## Start
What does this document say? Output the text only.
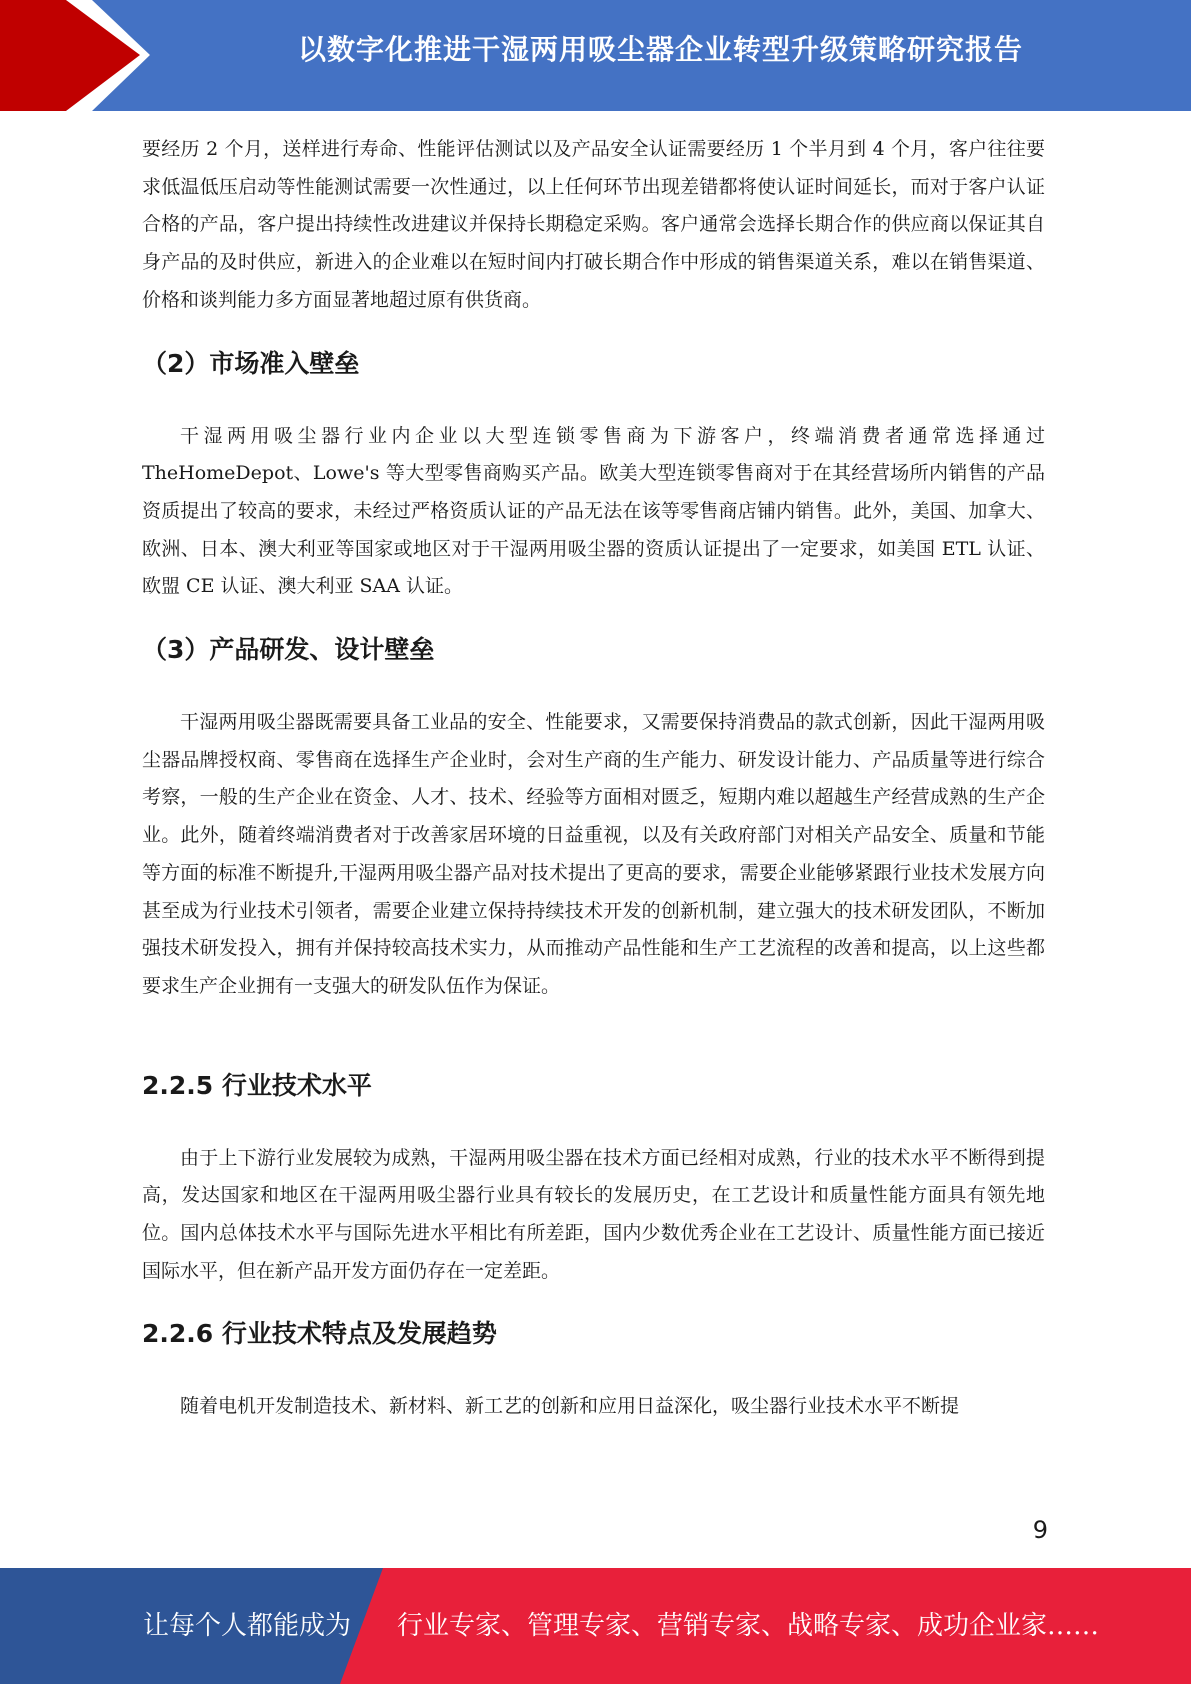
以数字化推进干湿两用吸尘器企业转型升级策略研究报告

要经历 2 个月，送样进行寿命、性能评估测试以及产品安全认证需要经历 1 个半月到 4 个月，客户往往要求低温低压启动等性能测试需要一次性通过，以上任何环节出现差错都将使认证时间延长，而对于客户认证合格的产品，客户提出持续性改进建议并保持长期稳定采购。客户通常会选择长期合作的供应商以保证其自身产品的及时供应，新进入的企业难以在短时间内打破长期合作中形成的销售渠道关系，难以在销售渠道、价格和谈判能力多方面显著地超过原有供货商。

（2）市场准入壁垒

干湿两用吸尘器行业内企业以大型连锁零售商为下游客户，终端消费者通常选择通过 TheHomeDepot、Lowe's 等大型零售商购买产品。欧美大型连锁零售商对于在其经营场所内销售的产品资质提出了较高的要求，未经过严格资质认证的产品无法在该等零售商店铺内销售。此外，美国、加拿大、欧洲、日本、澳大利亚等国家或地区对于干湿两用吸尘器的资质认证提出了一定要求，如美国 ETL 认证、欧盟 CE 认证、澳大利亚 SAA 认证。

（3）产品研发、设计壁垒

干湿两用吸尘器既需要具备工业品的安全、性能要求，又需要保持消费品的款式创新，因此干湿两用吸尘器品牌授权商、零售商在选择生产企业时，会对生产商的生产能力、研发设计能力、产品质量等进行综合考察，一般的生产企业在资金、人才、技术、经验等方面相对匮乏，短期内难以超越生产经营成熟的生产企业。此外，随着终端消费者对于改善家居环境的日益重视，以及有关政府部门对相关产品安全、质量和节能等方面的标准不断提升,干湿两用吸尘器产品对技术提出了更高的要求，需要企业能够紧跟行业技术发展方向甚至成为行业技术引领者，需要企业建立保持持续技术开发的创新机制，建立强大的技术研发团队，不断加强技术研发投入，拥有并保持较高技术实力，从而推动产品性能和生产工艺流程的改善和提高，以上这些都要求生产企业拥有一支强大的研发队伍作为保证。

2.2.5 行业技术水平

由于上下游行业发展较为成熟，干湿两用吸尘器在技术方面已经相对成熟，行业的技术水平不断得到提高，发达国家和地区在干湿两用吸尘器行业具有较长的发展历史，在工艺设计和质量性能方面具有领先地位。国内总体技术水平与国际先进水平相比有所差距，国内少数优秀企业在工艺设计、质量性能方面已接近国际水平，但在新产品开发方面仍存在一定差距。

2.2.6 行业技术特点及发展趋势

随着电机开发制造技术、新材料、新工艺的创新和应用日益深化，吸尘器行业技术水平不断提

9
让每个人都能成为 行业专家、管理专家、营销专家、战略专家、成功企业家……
## End
## Exercise task
Leave out the pictures and copy every record above exactly.

## Result of this task
What does this document say? Output the text only.
以数字化推进干湿两用吸尘器企业转型升级策略研究报告

要经历 2 个月，送样进行寿命、性能评估测试以及产品安全认证需要经历 1 个半月到 4 个月，客户往往要求低温低压启动等性能测试需要一次性通过，以上任何环节出现差错都将使认证时间延长，而对于客户认证合格的产品，客户提出持续性改进建议并保持长期稳定采购。客户通常会选择长期合作的供应商以保证其自身产品的及时供应，新进入的企业难以在短时间内打破长期合作中形成的销售渠道关系，难以在销售渠道、价格和谈判能力多方面显著地超过原有供货商。

（2）市场准入壁垒

干湿两用吸尘器行业内企业以大型连锁零售商为下游客户，终端消费者通常选择通过 TheHomeDepot、Lowe's 等大型零售商购买产品。欧美大型连锁零售商对于在其经营场所内销售的产品资质提出了较高的要求，未经过严格资质认证的产品无法在该等零售商店铺内销售。此外，美国、加拿大、欧洲、日本、澳大利亚等国家或地区对于干湿两用吸尘器的资质认证提出了一定要求，如美国 ETL 认证、欧盟 CE 认证、澳大利亚 SAA 认证。

（3）产品研发、设计壁垒

干湿两用吸尘器既需要具备工业品的安全、性能要求，又需要保持消费品的款式创新，因此干湿两用吸尘器品牌授权商、零售商在选择生产企业时，会对生产商的生产能力、研发设计能力、产品质量等进行综合考察，一般的生产企业在资金、人才、技术、经验等方面相对匮乏，短期内难以超越生产经营成熟的生产企业。此外，随着终端消费者对于改善家居环境的日益重视，以及有关政府部门对相关产品安全、质量和节能等方面的标准不断提升,干湿两用吸尘器产品对技术提出了更高的要求，需要企业能够紧跟行业技术发展方向甚至成为行业技术引领者，需要企业建立保持持续技术开发的创新机制，建立强大的技术研发团队，不断加强技术研发投入，拥有并保持较高技术实力，从而推动产品性能和生产工艺流程的改善和提高，以上这些都要求生产企业拥有一支强大的研发队伍作为保证。

2.2.5 行业技术水平

由于上下游行业发展较为成熟，干湿两用吸尘器在技术方面已经相对成熟，行业的技术水平不断得到提高，发达国家和地区在干湿两用吸尘器行业具有较长的发展历史，在工艺设计和质量性能方面具有领先地位。国内总体技术水平与国际先进水平相比有所差距，国内少数优秀企业在工艺设计、质量性能方面已接近国际水平，但在新产品开发方面仍存在一定差距。

2.2.6 行业技术特点及发展趋势

随着电机开发制造技术、新材料、新工艺的创新和应用日益深化，吸尘器行业技术水平不断提

9
让每个人都能成为 行业专家、管理专家、营销专家、战略专家、成功企业家……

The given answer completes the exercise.